▶ [THE PROBLEM]
Copy out the complete listing, word for word.

— BEGIN RECORDS FOR PROCESSING —

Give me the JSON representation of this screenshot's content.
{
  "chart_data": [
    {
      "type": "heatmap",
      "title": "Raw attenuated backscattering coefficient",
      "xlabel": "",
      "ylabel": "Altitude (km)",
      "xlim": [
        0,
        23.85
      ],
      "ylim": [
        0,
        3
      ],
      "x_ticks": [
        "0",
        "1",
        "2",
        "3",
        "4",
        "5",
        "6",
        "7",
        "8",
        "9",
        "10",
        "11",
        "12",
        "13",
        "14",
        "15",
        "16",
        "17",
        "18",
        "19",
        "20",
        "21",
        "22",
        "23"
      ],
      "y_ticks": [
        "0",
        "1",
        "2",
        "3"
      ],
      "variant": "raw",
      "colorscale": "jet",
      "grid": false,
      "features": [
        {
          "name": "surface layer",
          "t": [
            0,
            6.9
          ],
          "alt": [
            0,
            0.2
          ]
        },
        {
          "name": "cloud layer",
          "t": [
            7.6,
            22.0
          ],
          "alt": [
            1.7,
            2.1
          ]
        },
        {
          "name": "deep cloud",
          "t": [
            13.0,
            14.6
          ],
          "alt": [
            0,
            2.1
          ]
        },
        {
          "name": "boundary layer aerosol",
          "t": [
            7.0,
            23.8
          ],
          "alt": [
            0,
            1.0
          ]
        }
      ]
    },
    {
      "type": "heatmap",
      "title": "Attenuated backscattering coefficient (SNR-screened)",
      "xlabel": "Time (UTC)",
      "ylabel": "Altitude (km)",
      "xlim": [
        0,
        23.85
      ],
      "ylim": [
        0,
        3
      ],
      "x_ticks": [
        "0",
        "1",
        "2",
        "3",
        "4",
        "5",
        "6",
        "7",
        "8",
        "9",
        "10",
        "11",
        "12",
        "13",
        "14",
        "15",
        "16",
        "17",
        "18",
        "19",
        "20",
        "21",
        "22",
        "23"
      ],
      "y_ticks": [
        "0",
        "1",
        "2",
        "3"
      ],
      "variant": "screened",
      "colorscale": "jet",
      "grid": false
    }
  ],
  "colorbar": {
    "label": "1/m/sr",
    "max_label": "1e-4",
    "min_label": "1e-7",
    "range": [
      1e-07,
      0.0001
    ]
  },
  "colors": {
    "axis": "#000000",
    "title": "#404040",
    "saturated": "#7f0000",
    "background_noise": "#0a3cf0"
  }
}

— END RECORDS FOR PROCESSING —

▶ [OUTPUT BELOW]
Give me the JSON representation of this screenshot's content.
{
  "chart_data": [
    {
      "type": "heatmap",
      "title": "Raw attenuated backscattering coefficient",
      "xlabel": "",
      "ylabel": "Altitude (km)",
      "xlim": [
        0,
        23.85
      ],
      "ylim": [
        0,
        3
      ],
      "x_ticks": [
        "0",
        "1",
        "2",
        "3",
        "4",
        "5",
        "6",
        "7",
        "8",
        "9",
        "10",
        "11",
        "12",
        "13",
        "14",
        "15",
        "16",
        "17",
        "18",
        "19",
        "20",
        "21",
        "22",
        "23"
      ],
      "y_ticks": [
        "0",
        "1",
        "2",
        "3"
      ],
      "variant": "raw",
      "colorscale": "jet",
      "grid": false,
      "features": [
        {
          "name": "surface layer",
          "t": [
            0,
            6.9
          ],
          "alt": [
            0,
            0.2
          ]
        },
        {
          "name": "cloud layer",
          "t": [
            7.6,
            22.0
          ],
          "alt": [
            1.7,
            2.1
          ]
        },
        {
          "name": "deep cloud",
          "t": [
            13.0,
            14.6
          ],
          "alt": [
            0,
            2.1
          ]
        },
        {
          "name": "boundary layer aerosol",
          "t": [
            7.0,
            23.8
          ],
          "alt": [
            0,
            1.0
          ]
        }
      ]
    },
    {
      "type": "heatmap",
      "title": "Attenuated backscattering coefficient (SNR-screened)",
      "xlabel": "Time (UTC)",
      "ylabel": "Altitude (km)",
      "xlim": [
        0,
        23.85
      ],
      "ylim": [
        0,
        3
      ],
      "x_ticks": [
        "0",
        "1",
        "2",
        "3",
        "4",
        "5",
        "6",
        "7",
        "8",
        "9",
        "10",
        "11",
        "12",
        "13",
        "14",
        "15",
        "16",
        "17",
        "18",
        "19",
        "20",
        "21",
        "22",
        "23"
      ],
      "y_ticks": [
        "0",
        "1",
        "2",
        "3"
      ],
      "variant": "screened",
      "colorscale": "jet",
      "grid": false
    }
  ],
  "colorbar": {
    "label": "1/m/sr",
    "max_label": "1e-4",
    "min_label": "1e-7",
    "range": [
      1e-07,
      0.0001
    ]
  },
  "colors": {
    "axis": "#000000",
    "title": "#404040",
    "saturated": "#7f0000",
    "background_noise": "#0a3cf0"
  }
}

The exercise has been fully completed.